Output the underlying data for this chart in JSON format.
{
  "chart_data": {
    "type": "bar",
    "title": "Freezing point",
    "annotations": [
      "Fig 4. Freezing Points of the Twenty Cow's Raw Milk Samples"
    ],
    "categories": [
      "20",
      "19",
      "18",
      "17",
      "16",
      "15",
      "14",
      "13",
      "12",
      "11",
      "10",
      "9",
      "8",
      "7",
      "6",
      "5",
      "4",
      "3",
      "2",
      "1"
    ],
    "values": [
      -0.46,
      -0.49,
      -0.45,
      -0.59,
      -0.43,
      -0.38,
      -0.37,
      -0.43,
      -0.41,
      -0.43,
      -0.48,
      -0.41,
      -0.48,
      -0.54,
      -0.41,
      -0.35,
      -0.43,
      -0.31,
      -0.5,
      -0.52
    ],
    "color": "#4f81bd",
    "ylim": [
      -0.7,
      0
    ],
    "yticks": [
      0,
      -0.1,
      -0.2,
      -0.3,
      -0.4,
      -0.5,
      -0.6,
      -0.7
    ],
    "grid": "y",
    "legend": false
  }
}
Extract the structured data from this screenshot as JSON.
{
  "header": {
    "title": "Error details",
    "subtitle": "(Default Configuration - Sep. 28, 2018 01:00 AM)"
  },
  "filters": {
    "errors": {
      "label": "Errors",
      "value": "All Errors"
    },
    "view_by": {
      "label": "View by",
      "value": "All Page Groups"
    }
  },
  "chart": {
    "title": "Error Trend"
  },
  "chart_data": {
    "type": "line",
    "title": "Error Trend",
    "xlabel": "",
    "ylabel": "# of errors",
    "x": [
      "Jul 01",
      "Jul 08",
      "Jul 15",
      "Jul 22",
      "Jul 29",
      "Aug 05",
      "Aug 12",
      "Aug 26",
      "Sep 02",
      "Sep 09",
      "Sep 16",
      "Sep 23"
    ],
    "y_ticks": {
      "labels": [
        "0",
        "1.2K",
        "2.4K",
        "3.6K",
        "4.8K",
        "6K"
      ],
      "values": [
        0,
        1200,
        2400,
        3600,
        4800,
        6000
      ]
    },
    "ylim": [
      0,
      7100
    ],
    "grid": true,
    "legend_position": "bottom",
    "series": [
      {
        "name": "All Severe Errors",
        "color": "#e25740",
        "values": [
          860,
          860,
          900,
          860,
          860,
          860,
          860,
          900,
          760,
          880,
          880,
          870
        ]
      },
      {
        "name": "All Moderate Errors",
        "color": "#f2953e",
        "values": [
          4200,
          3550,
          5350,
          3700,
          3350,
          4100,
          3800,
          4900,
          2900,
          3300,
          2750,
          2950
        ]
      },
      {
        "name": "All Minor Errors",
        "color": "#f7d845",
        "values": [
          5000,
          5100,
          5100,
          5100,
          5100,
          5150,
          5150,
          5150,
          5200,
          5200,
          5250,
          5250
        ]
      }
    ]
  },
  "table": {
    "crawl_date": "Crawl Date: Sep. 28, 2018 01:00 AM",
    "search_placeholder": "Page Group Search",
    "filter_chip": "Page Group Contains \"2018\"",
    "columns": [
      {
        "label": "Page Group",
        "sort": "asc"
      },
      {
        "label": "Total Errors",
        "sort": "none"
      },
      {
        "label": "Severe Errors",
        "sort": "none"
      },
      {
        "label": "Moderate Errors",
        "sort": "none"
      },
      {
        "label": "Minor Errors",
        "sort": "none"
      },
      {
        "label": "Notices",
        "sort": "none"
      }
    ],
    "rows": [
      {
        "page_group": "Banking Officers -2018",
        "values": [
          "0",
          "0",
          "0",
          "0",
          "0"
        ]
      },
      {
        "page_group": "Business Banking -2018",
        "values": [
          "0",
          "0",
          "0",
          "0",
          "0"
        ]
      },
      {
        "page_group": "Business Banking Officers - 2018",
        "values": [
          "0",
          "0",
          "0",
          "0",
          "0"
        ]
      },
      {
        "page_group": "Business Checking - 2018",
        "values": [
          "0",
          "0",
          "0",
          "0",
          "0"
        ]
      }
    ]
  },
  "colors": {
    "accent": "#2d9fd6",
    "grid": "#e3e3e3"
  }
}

--------------------

» **WHAT YOU SHOULD DO**:
Write out every record shown above, word for word.

» **RESPONSE TO THIS EXERCISE**:
Output the underlying data for this chart in JSON format.
{
  "chart_data": {
    "type": "bar",
    "title": "Freezing point",
    "annotations": [
      "Fig 4. Freezing Points of the Twenty Cow's Raw Milk Samples"
    ],
    "categories": [
      "20",
      "19",
      "18",
      "17",
      "16",
      "15",
      "14",
      "13",
      "12",
      "11",
      "10",
      "9",
      "8",
      "7",
      "6",
      "5",
      "4",
      "3",
      "2",
      "1"
    ],
    "values": [
      -0.46,
      -0.49,
      -0.45,
      -0.59,
      -0.43,
      -0.38,
      -0.37,
      -0.43,
      -0.41,
      -0.43,
      -0.48,
      -0.41,
      -0.48,
      -0.54,
      -0.41,
      -0.35,
      -0.43,
      -0.31,
      -0.5,
      -0.52
    ],
    "color": "#4f81bd",
    "ylim": [
      -0.7,
      0
    ],
    "yticks": [
      0,
      -0.1,
      -0.2,
      -0.3,
      -0.4,
      -0.5,
      -0.6,
      -0.7
    ],
    "grid": "y",
    "legend": false
  }
}
Extract the structured data from this screenshot as JSON.
{
  "header": {
    "title": "Error details",
    "subtitle": "(Default Configuration - Sep. 28, 2018 01:00 AM)"
  },
  "filters": {
    "errors": {
      "label": "Errors",
      "value": "All Errors"
    },
    "view_by": {
      "label": "View by",
      "value": "All Page Groups"
    }
  },
  "chart": {
    "title": "Error Trend"
  },
  "chart_data": {
    "type": "line",
    "title": "Error Trend",
    "xlabel": "",
    "ylabel": "# of errors",
    "x": [
      "Jul 01",
      "Jul 08",
      "Jul 15",
      "Jul 22",
      "Jul 29",
      "Aug 05",
      "Aug 12",
      "Aug 26",
      "Sep 02",
      "Sep 09",
      "Sep 16",
      "Sep 23"
    ],
    "y_ticks": {
      "labels": [
        "0",
        "1.2K",
        "2.4K",
        "3.6K",
        "4.8K",
        "6K"
      ],
      "values": [
        0,
        1200,
        2400,
        3600,
        4800,
        6000
      ]
    },
    "ylim": [
      0,
      7100
    ],
    "grid": true,
    "legend_position": "bottom",
    "series": [
      {
        "name": "All Severe Errors",
        "color": "#e25740",
        "values": [
          860,
          860,
          900,
          860,
          860,
          860,
          860,
          900,
          760,
          880,
          880,
          870
        ]
      },
      {
        "name": "All Moderate Errors",
        "color": "#f2953e",
        "values": [
          4200,
          3550,
          5350,
          3700,
          3350,
          4100,
          3800,
          4900,
          2900,
          3300,
          2750,
          2950
        ]
      },
      {
        "name": "All Minor Errors",
        "color": "#f7d845",
        "values": [
          5000,
          5100,
          5100,
          5100,
          5100,
          5150,
          5150,
          5150,
          5200,
          5200,
          5250,
          5250
        ]
      }
    ]
  },
  "table": {
    "crawl_date": "Crawl Date: Sep. 28, 2018 01:00 AM",
    "search_placeholder": "Page Group Search",
    "filter_chip": "Page Group Contains \"2018\"",
    "columns": [
      {
        "label": "Page Group",
        "sort": "asc"
      },
      {
        "label": "Total Errors",
        "sort": "none"
      },
      {
        "label": "Severe Errors",
        "sort": "none"
      },
      {
        "label": "Moderate Errors",
        "sort": "none"
      },
      {
        "label": "Minor Errors",
        "sort": "none"
      },
      {
        "label": "Notices",
        "sort": "none"
      }
    ],
    "rows": [
      {
        "page_group": "Banking Officers -2018",
        "values": [
          "0",
          "0",
          "0",
          "0",
          "0"
        ]
      },
      {
        "page_group": "Business Banking -2018",
        "values": [
          "0",
          "0",
          "0",
          "0",
          "0"
        ]
      },
      {
        "page_group": "Business Banking Officers - 2018",
        "values": [
          "0",
          "0",
          "0",
          "0",
          "0"
        ]
      },
      {
        "page_group": "Business Checking - 2018",
        "values": [
          "0",
          "0",
          "0",
          "0",
          "0"
        ]
      }
    ]
  },
  "colors": {
    "accent": "#2d9fd6",
    "grid": "#e3e3e3"
  }
}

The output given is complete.